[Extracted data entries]
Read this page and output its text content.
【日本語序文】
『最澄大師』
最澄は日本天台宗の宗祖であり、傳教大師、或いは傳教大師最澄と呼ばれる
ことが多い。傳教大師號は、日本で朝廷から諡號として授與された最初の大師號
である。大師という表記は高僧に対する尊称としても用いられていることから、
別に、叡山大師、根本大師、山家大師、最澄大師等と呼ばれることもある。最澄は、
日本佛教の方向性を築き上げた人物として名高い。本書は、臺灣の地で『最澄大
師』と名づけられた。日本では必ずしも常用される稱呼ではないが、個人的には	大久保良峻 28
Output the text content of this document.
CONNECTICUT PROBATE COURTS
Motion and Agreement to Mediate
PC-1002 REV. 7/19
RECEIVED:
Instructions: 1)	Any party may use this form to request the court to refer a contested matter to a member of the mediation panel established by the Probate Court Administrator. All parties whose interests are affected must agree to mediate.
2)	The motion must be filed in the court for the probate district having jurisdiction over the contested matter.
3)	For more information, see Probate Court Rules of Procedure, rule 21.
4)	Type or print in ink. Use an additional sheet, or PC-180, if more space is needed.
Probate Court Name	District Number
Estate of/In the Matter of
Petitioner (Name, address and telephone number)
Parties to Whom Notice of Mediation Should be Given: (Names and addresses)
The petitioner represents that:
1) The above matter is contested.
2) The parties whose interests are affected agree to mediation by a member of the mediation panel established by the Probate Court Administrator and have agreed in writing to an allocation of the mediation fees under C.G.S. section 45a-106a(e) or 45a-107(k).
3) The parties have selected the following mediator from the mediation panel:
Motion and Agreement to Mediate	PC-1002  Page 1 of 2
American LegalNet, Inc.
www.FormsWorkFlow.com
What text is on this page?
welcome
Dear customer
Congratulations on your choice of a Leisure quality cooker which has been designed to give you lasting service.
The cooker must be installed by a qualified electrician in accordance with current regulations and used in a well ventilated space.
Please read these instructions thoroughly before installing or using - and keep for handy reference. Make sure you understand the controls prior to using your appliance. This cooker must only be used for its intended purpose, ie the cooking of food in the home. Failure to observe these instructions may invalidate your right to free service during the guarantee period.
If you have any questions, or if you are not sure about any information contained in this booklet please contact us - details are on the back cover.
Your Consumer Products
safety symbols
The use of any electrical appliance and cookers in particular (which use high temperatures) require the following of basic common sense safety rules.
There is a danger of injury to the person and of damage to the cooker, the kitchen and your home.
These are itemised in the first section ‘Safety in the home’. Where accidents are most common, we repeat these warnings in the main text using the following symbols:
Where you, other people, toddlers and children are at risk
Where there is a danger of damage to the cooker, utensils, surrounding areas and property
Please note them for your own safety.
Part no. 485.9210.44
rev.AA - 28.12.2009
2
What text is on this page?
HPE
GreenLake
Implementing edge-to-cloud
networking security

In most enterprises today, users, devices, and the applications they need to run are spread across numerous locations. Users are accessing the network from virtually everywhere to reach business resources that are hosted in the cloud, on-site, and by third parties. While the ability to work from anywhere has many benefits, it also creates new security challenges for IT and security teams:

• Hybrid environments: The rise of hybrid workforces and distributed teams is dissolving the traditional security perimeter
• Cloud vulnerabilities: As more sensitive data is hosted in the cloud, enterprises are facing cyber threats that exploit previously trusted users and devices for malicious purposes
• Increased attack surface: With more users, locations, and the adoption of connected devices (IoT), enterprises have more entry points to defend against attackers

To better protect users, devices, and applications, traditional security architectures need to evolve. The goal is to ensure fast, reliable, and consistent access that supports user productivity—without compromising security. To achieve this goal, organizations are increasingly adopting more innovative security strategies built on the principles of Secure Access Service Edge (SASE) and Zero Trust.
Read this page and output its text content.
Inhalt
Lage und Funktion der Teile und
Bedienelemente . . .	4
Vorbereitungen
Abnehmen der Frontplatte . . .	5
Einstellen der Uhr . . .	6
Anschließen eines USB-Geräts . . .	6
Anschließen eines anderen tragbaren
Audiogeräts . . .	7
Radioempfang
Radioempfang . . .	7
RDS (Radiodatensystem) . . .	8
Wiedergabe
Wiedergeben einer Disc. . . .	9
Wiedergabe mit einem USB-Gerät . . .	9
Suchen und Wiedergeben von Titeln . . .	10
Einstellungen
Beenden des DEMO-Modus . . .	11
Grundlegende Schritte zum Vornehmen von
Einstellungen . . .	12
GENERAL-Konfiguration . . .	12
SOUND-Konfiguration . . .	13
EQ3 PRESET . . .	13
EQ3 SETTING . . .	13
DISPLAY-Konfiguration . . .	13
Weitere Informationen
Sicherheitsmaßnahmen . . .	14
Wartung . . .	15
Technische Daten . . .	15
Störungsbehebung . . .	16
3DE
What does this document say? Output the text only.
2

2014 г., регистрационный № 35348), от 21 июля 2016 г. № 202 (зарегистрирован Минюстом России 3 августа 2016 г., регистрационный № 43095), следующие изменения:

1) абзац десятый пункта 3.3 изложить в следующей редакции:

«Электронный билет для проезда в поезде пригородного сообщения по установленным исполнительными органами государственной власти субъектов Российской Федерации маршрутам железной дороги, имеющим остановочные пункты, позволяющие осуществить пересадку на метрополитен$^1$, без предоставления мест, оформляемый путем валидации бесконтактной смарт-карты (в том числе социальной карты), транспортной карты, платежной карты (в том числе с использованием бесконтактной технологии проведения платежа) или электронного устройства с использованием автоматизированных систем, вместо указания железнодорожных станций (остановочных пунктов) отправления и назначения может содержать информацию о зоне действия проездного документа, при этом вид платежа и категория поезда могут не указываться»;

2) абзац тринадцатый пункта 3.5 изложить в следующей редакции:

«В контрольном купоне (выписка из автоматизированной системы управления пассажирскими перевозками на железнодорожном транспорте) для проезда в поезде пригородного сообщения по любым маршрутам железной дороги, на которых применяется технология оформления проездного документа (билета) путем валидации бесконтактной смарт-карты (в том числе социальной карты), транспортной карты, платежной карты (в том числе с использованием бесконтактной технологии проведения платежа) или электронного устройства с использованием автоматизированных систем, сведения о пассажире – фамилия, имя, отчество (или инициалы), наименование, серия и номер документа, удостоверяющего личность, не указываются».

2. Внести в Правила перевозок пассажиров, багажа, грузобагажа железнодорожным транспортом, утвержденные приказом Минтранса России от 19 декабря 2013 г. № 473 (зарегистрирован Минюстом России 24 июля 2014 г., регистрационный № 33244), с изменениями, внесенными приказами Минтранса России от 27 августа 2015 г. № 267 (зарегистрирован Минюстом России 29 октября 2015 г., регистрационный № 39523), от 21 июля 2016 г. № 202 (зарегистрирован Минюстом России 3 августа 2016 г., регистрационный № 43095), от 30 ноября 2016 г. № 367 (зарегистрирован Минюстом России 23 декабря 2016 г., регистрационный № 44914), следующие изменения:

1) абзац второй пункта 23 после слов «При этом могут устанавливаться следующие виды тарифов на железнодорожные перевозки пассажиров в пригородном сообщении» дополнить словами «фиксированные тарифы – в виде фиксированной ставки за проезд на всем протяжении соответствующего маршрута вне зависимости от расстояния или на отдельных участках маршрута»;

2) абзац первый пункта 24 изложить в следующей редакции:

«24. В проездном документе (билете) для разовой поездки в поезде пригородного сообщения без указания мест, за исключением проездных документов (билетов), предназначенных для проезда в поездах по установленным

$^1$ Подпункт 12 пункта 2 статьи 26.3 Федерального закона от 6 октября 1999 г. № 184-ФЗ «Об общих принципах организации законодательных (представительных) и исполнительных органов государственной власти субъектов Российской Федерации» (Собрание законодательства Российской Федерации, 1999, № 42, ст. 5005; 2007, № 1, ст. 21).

▶ Set task:
Emit the records above again, exactly, with no line skipped.

▶ Expected answer:
Read this page and output its text content.
【日本語序文】
『最澄大師』
最澄は日本天台宗の宗祖であり、傳教大師、或いは傳教大師最澄と呼ばれる
ことが多い。傳教大師號は、日本で朝廷から諡號として授與された最初の大師號
である。大師という表記は高僧に対する尊称としても用いられていることから、
別に、叡山大師、根本大師、山家大師、最澄大師等と呼ばれることもある。最澄は、
日本佛教の方向性を築き上げた人物として名高い。本書は、臺灣の地で『最澄大
師』と名づけられた。日本では必ずしも常用される稱呼ではないが、個人的には	大久保良峻 28
Output the text content of this document.
CONNECTICUT PROBATE COURTS
Motion and Agreement to Mediate
PC-1002 REV. 7/19
RECEIVED:
Instructions: 1)	Any party may use this form to request the court to refer a contested matter to a member of the mediation panel established by the Probate Court Administrator. All parties whose interests are affected must agree to mediate.
2)	The motion must be filed in the court for the probate district having jurisdiction over the contested matter.
3)	For more information, see Probate Court Rules of Procedure, rule 21.
4)	Type or print in ink. Use an additional sheet, or PC-180, if more space is needed.
Probate Court Name	District Number
Estate of/In the Matter of
Petitioner (Name, address and telephone number)
Parties to Whom Notice of Mediation Should be Given: (Names and addresses)
The petitioner represents that:
1) The above matter is contested.
2) The parties whose interests are affected agree to mediation by a member of the mediation panel established by the Probate Court Administrator and have agreed in writing to an allocation of the mediation fees under C.G.S. section 45a-106a(e) or 45a-107(k).
3) The parties have selected the following mediator from the mediation panel:
Motion and Agreement to Mediate	PC-1002  Page 1 of 2
American LegalNet, Inc.
www.FormsWorkFlow.com
What text is on this page?
welcome
Dear customer
Congratulations on your choice of a Leisure quality cooker which has been designed to give you lasting service.
The cooker must be installed by a qualified electrician in accordance with current regulations and used in a well ventilated space.
Please read these instructions thoroughly before installing or using - and keep for handy reference. Make sure you understand the controls prior to using your appliance. This cooker must only be used for its intended purpose, ie the cooking of food in the home. Failure to observe these instructions may invalidate your right to free service during the guarantee period.
If you have any questions, or if you are not sure about any information contained in this booklet please contact us - details are on the back cover.
Your Consumer Products
safety symbols
The use of any electrical appliance and cookers in particular (which use high temperatures) require the following of basic common sense safety rules.
There is a danger of injury to the person and of damage to the cooker, the kitchen and your home.
These are itemised in the first section ‘Safety in the home’. Where accidents are most common, we repeat these warnings in the main text using the following symbols:
Where you, other people, toddlers and children are at risk
Where there is a danger of damage to the cooker, utensils, surrounding areas and property
Please note them for your own safety.
Part no. 485.9210.44
rev.AA - 28.12.2009
2
What text is on this page?
HPE
GreenLake
Implementing edge-to-cloud
networking security

In most enterprises today, users, devices, and the applications they need to run are spread across numerous locations. Users are accessing the network from virtually everywhere to reach business resources that are hosted in the cloud, on-site, and by third parties. While the ability to work from anywhere has many benefits, it also creates new security challenges for IT and security teams:

• Hybrid environments: The rise of hybrid workforces and distributed teams is dissolving the traditional security perimeter
• Cloud vulnerabilities: As more sensitive data is hosted in the cloud, enterprises are facing cyber threats that exploit previously trusted users and devices for malicious purposes
• Increased attack surface: With more users, locations, and the adoption of connected devices (IoT), enterprises have more entry points to defend against attackers

To better protect users, devices, and applications, traditional security architectures need to evolve. The goal is to ensure fast, reliable, and consistent access that supports user productivity—without compromising security. To achieve this goal, organizations are increasingly adopting more innovative security strategies built on the principles of Secure Access Service Edge (SASE) and Zero Trust.
Read this page and output its text content.
Inhalt
Lage und Funktion der Teile und
Bedienelemente . . .	4
Vorbereitungen
Abnehmen der Frontplatte . . .	5
Einstellen der Uhr . . .	6
Anschließen eines USB-Geräts . . .	6
Anschließen eines anderen tragbaren
Audiogeräts . . .	7
Radioempfang
Radioempfang . . .	7
RDS (Radiodatensystem) . . .	8
Wiedergabe
Wiedergeben einer Disc. . . .	9
Wiedergabe mit einem USB-Gerät . . .	9
Suchen und Wiedergeben von Titeln . . .	10
Einstellungen
Beenden des DEMO-Modus . . .	11
Grundlegende Schritte zum Vornehmen von
Einstellungen . . .	12
GENERAL-Konfiguration . . .	12
SOUND-Konfiguration . . .	13
EQ3 PRESET . . .	13
EQ3 SETTING . . .	13
DISPLAY-Konfiguration . . .	13
Weitere Informationen
Sicherheitsmaßnahmen . . .	14
Wartung . . .	15
Technische Daten . . .	15
Störungsbehebung . . .	16
3DE
What does this document say? Output the text only.
2

2014 г., регистрационный № 35348), от 21 июля 2016 г. № 202 (зарегистрирован Минюстом России 3 августа 2016 г., регистрационный № 43095), следующие изменения:

1) абзац десятый пункта 3.3 изложить в следующей редакции:

«Электронный билет для проезда в поезде пригородного сообщения по установленным исполнительными органами государственной власти субъектов Российской Федерации маршрутам железной дороги, имеющим остановочные пункты, позволяющие осуществить пересадку на метрополитен$^1$, без предоставления мест, оформляемый путем валидации бесконтактной смарт-карты (в том числе социальной карты), транспортной карты, платежной карты (в том числе с использованием бесконтактной технологии проведения платежа) или электронного устройства с использованием автоматизированных систем, вместо указания железнодорожных станций (остановочных пунктов) отправления и назначения может содержать информацию о зоне действия проездного документа, при этом вид платежа и категория поезда могут не указываться»;

2) абзац тринадцатый пункта 3.5 изложить в следующей редакции:

«В контрольном купоне (выписка из автоматизированной системы управления пассажирскими перевозками на железнодорожном транспорте) для проезда в поезде пригородного сообщения по любым маршрутам железной дороги, на которых применяется технология оформления проездного документа (билета) путем валидации бесконтактной смарт-карты (в том числе социальной карты), транспортной карты, платежной карты (в том числе с использованием бесконтактной технологии проведения платежа) или электронного устройства с использованием автоматизированных систем, сведения о пассажире – фамилия, имя, отчество (или инициалы), наименование, серия и номер документа, удостоверяющего личность, не указываются».

2. Внести в Правила перевозок пассажиров, багажа, грузобагажа железнодорожным транспортом, утвержденные приказом Минтранса России от 19 декабря 2013 г. № 473 (зарегистрирован Минюстом России 24 июля 2014 г., регистрационный № 33244), с изменениями, внесенными приказами Минтранса России от 27 августа 2015 г. № 267 (зарегистрирован Минюстом России 29 октября 2015 г., регистрационный № 39523), от 21 июля 2016 г. № 202 (зарегистрирован Минюстом России 3 августа 2016 г., регистрационный № 43095), от 30 ноября 2016 г. № 367 (зарегистрирован Минюстом России 23 декабря 2016 г., регистрационный № 44914), следующие изменения:

1) абзац второй пункта 23 после слов «При этом могут устанавливаться следующие виды тарифов на железнодорожные перевозки пассажиров в пригородном сообщении» дополнить словами «фиксированные тарифы – в виде фиксированной ставки за проезд на всем протяжении соответствующего маршрута вне зависимости от расстояния или на отдельных участках маршрута»;

2) абзац первый пункта 24 изложить в следующей редакции:

«24. В проездном документе (билете) для разовой поездки в поезде пригородного сообщения без указания мест, за исключением проездных документов (билетов), предназначенных для проезда в поездах по установленным

$^1$ Подпункт 12 пункта 2 статьи 26.3 Федерального закона от 6 октября 1999 г. № 184-ФЗ «Об общих принципах организации законодательных (представительных) и исполнительных органов государственной власти субъектов Российской Федерации» (Собрание законодательства Российской Федерации, 1999, № 42, ст. 5005; 2007, № 1, ст. 21).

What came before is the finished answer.